OBJECTIVE :: Gather all lines from the material that contain "Documents".

==== RECORDS FOR THE EXERCISE ====

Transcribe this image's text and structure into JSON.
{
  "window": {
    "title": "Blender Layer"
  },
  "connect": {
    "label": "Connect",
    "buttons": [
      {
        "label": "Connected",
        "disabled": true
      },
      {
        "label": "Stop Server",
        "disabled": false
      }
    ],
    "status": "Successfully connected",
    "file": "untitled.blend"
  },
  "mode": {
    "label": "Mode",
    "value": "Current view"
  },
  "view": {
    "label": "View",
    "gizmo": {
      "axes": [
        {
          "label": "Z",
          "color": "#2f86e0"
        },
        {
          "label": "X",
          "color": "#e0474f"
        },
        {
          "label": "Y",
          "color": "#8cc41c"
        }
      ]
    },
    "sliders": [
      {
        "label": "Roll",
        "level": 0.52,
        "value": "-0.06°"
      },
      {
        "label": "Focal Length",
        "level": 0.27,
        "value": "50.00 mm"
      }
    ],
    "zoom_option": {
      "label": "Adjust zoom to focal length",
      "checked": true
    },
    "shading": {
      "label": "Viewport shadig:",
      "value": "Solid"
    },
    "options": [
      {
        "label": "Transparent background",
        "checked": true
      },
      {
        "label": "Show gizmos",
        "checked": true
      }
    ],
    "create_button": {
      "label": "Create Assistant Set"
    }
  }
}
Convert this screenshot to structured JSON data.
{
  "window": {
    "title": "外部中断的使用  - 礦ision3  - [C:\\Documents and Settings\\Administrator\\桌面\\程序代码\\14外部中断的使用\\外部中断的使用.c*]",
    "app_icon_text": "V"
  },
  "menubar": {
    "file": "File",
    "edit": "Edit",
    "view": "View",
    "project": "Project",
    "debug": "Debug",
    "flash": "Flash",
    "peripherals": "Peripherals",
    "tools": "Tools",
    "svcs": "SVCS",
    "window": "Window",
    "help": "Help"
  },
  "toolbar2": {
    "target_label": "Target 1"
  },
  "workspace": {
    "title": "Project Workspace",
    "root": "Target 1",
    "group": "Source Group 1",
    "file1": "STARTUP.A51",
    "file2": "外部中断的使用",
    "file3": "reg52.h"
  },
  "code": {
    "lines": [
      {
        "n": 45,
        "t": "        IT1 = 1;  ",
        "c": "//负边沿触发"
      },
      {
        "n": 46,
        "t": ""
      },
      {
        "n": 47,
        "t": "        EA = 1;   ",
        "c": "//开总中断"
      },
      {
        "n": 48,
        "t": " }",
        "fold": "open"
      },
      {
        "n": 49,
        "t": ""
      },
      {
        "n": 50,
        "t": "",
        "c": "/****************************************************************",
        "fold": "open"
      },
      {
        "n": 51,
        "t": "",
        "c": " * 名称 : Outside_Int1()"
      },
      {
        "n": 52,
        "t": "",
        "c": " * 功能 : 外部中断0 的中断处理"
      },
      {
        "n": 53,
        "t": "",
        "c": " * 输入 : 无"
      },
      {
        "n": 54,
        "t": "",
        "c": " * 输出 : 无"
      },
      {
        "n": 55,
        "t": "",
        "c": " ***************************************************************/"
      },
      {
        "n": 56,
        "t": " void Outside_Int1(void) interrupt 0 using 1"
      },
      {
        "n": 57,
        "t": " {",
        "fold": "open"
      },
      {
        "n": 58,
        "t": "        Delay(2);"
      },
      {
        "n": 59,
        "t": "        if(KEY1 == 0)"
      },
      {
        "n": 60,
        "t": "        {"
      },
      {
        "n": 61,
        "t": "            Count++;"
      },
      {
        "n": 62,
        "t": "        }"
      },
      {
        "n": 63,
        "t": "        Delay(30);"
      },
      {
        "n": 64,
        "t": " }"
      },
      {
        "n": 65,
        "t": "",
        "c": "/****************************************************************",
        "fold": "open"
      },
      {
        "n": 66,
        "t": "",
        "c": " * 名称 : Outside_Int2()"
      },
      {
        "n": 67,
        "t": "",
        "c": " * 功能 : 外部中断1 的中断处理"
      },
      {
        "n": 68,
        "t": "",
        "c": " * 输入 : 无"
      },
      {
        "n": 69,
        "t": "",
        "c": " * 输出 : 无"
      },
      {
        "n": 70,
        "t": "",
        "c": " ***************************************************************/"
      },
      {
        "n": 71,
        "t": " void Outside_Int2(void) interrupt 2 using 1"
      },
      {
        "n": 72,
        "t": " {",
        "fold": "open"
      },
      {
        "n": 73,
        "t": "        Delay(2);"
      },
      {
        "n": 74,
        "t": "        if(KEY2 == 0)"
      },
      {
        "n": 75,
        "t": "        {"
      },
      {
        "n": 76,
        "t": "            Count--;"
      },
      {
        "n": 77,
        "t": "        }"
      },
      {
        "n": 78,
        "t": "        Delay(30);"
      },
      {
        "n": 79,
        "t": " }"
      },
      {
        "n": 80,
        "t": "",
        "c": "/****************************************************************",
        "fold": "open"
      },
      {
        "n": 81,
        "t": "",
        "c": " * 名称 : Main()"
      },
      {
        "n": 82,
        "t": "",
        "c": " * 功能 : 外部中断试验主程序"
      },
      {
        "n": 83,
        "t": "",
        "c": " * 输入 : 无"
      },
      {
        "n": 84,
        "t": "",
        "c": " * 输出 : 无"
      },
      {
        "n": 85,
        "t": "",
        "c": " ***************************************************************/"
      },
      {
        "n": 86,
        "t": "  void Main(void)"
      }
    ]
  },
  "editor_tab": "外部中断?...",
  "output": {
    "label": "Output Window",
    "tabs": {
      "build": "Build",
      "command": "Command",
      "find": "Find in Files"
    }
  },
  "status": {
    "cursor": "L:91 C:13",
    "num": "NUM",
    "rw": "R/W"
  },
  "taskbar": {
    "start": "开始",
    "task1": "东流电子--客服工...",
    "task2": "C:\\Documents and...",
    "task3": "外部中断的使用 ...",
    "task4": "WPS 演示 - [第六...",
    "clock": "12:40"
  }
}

====

TASK RESPONSE ::
    "title": "外部中断的使用  - 礦ision3  - [C:\\Documents and Settings\\Administrator\\桌面\\程序代码\\14外部中断的使用\\外部中断的使用.c*]",
    "task2": "C:\\Documents and...",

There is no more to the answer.